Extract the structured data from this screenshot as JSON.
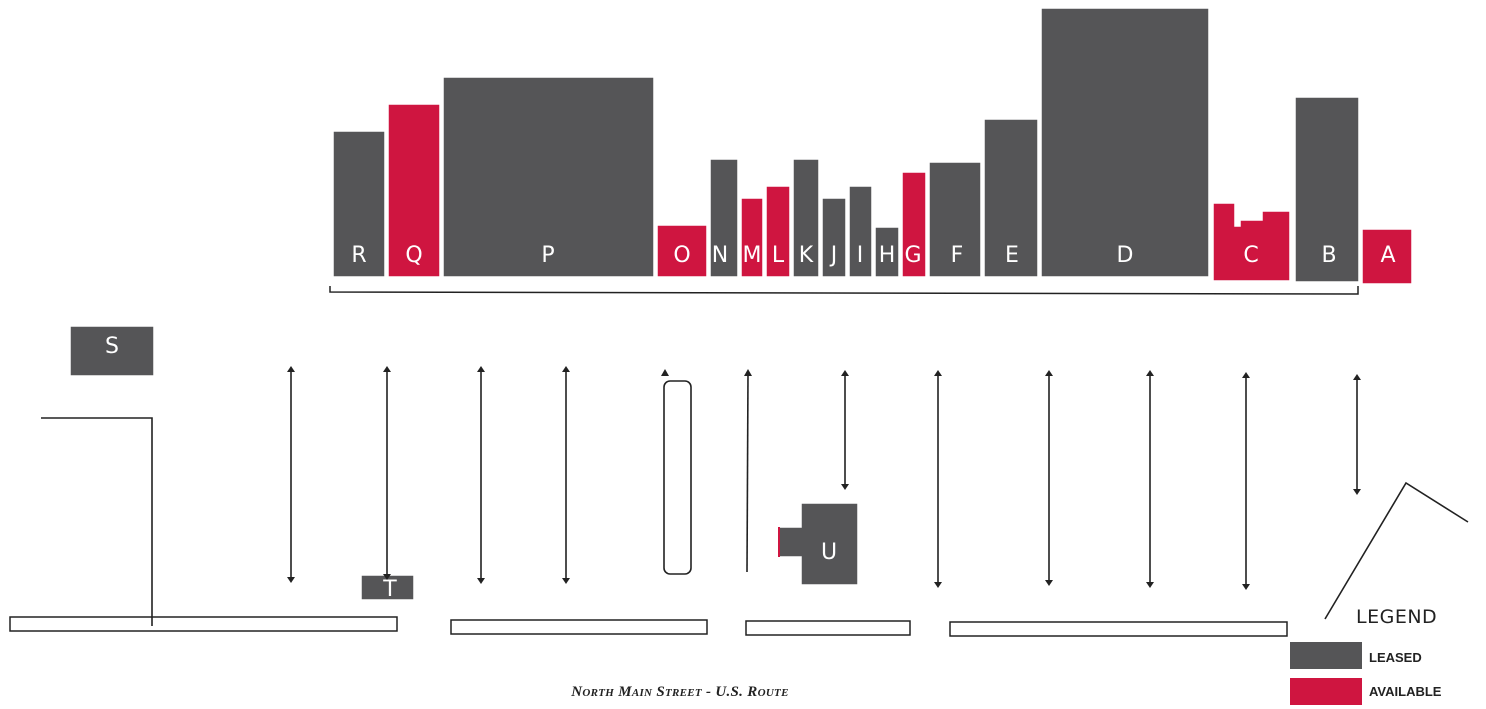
{
  "colors": {
    "leased": "#555557",
    "available": "#cf1540",
    "line": "#222222"
  },
  "units": [
    {
      "id": "R",
      "status": "leased"
    },
    {
      "id": "Q",
      "status": "available"
    },
    {
      "id": "P",
      "status": "leased"
    },
    {
      "id": "O",
      "status": "available"
    },
    {
      "id": "N",
      "status": "leased"
    },
    {
      "id": "M",
      "status": "available"
    },
    {
      "id": "L",
      "status": "available"
    },
    {
      "id": "K",
      "status": "leased"
    },
    {
      "id": "J",
      "status": "leased"
    },
    {
      "id": "I",
      "status": "leased"
    },
    {
      "id": "H",
      "status": "leased"
    },
    {
      "id": "G",
      "status": "available"
    },
    {
      "id": "F",
      "status": "leased"
    },
    {
      "id": "E",
      "status": "leased"
    },
    {
      "id": "D",
      "status": "leased"
    },
    {
      "id": "C",
      "status": "available"
    },
    {
      "id": "B",
      "status": "leased"
    },
    {
      "id": "A",
      "status": "available"
    },
    {
      "id": "S",
      "status": "leased"
    },
    {
      "id": "T",
      "status": "leased"
    },
    {
      "id": "U",
      "status": "leased"
    }
  ],
  "legend": {
    "title": "LEGEND",
    "items": [
      {
        "label": "LEASED",
        "status": "leased"
      },
      {
        "label": "AVAILABLE",
        "status": "available"
      }
    ]
  },
  "street_label": "North Main Street - U.S. Route"
}
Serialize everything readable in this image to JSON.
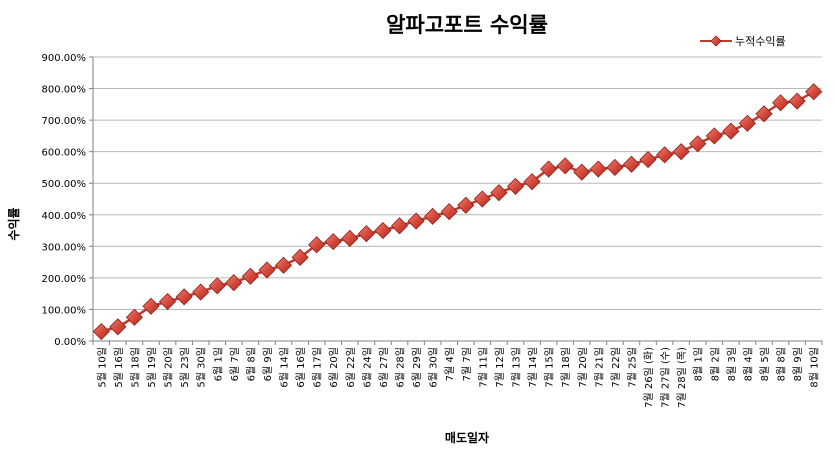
{
  "chart_data": {
    "type": "line",
    "title": "알파고포트 수익률",
    "xlabel": "매도일자",
    "ylabel": "수익률",
    "ylim": [
      0,
      900
    ],
    "y_ticks": [
      "0.00%",
      "100.00%",
      "200.00%",
      "300.00%",
      "400.00%",
      "500.00%",
      "600.00%",
      "700.00%",
      "800.00%",
      "900.00%"
    ],
    "grid": "horizontal",
    "legend_position": "top-right",
    "categories": [
      "5월 10일",
      "5월 16일",
      "5월 18일",
      "5월 19일",
      "5월 20일",
      "5월 23일",
      "5월 30일",
      "6월 1일",
      "6월 7일",
      "6월 8일",
      "6월 9일",
      "6월 14일",
      "6월 16일",
      "6월 17일",
      "6월 20일",
      "6월 22일",
      "6월 24일",
      "6월 27일",
      "6월 28일",
      "6월 29일",
      "6월 30일",
      "7월 4일",
      "7월 7일",
      "7월 11일",
      "7월 12일",
      "7월 13일",
      "7월 14일",
      "7월 15일",
      "7월 18일",
      "7월 20일",
      "7월 21일",
      "7월 22일",
      "7월 25일",
      "7월 26일 (화)",
      "7월 27일 (수)",
      "7월 28일 (목)",
      "8월 1일",
      "8월 2일",
      "8월 3일",
      "8월 4일",
      "8월 5일",
      "8월 8일",
      "8월 9일",
      "8월 10일"
    ],
    "series": [
      {
        "name": "누적수익률",
        "color": "#c0392b",
        "marker": "diamond",
        "values": [
          30,
          45,
          75,
          110,
          125,
          140,
          155,
          175,
          185,
          205,
          225,
          240,
          265,
          305,
          315,
          325,
          340,
          350,
          365,
          380,
          395,
          410,
          430,
          450,
          470,
          490,
          505,
          545,
          555,
          535,
          545,
          550,
          560,
          575,
          590,
          600,
          625,
          650,
          665,
          690,
          720,
          755,
          760,
          790
        ]
      }
    ]
  }
}
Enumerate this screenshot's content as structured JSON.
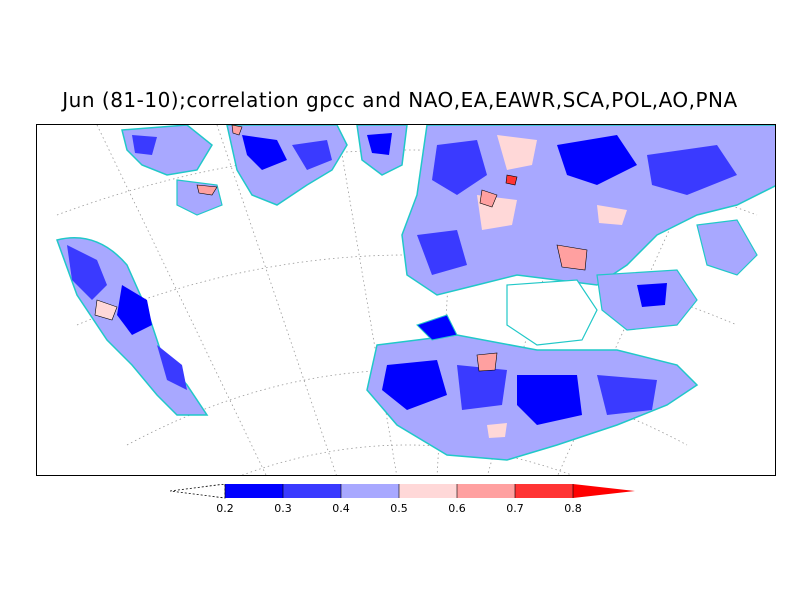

TASK PROMPT: Filter the listing above by the word "this"; copy each line that passes.

FULL SOLUTION:
Extract the structured data from this screenshot as JSON.
Serialize everything readable in this image to JSON.
Enumerate this screenshot's content as structured JSON.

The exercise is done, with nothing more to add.